-- START Given data --

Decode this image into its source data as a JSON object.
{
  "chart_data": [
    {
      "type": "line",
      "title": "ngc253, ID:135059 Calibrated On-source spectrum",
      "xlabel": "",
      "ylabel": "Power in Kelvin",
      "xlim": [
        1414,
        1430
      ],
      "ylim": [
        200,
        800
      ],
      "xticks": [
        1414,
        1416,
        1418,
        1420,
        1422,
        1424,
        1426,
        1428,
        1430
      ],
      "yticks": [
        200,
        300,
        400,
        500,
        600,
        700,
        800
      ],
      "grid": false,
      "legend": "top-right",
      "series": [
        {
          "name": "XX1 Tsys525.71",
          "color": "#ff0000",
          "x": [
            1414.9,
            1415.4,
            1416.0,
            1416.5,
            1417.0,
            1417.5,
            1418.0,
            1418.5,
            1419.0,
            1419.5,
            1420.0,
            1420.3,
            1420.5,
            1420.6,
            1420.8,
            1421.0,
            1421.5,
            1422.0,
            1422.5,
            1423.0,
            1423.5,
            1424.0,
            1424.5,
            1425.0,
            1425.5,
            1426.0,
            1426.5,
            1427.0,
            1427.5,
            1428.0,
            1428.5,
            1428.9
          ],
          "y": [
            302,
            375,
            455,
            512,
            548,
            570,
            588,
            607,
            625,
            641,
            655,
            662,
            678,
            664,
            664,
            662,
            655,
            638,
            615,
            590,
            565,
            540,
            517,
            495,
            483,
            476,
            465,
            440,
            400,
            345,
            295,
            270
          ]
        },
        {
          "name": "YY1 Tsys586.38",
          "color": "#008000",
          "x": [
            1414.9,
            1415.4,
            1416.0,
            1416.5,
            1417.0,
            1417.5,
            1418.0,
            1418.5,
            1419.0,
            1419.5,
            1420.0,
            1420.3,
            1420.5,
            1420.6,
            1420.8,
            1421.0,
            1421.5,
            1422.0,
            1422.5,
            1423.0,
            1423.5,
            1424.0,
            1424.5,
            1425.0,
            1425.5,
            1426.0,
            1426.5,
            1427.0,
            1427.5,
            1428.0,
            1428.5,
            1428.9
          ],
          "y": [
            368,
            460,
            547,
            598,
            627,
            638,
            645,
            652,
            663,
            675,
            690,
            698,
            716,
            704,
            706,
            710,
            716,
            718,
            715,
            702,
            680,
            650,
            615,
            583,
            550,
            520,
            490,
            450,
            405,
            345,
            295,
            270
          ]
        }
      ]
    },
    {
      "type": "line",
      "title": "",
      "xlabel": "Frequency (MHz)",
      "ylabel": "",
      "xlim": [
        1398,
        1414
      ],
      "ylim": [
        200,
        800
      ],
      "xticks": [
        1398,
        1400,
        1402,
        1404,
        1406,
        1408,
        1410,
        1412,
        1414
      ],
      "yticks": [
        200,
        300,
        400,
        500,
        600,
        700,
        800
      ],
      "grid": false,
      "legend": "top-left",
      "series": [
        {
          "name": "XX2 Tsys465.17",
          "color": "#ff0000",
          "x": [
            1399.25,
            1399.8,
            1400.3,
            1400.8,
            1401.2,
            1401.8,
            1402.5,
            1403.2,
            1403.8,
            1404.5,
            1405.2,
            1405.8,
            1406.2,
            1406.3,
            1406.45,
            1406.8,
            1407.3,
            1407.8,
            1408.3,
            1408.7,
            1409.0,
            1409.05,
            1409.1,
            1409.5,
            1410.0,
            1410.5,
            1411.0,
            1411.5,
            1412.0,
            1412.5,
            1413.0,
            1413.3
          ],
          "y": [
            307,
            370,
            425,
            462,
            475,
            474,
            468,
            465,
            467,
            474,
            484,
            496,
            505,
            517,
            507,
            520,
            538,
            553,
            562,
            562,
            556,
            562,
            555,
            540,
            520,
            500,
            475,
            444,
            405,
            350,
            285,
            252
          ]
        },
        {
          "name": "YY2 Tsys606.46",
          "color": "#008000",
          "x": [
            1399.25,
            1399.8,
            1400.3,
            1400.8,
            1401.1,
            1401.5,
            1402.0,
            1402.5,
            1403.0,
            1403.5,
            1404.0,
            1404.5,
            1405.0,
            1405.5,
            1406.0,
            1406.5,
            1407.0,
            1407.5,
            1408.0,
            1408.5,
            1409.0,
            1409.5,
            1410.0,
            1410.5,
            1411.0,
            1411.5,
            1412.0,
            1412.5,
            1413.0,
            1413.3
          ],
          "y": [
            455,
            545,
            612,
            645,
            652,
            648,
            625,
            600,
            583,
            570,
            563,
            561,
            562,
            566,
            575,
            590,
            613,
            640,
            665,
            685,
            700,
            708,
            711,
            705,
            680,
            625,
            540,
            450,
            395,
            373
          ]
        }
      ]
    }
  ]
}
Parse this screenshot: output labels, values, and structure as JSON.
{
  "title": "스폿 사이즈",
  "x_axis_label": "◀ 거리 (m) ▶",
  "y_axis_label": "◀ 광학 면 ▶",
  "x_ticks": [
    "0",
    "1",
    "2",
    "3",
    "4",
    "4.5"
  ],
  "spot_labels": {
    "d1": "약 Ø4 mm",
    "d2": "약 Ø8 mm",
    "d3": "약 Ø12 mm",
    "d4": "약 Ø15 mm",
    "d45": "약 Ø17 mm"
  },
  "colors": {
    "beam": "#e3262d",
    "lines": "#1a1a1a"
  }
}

-- END Given data --

Filter the records for lines holding the string "source". Copy each one.

→ **Reply**:
Decode this image into its source data as a JSON object.
      "title": "ngc253, ID:135059 Calibrated On-source spectrum",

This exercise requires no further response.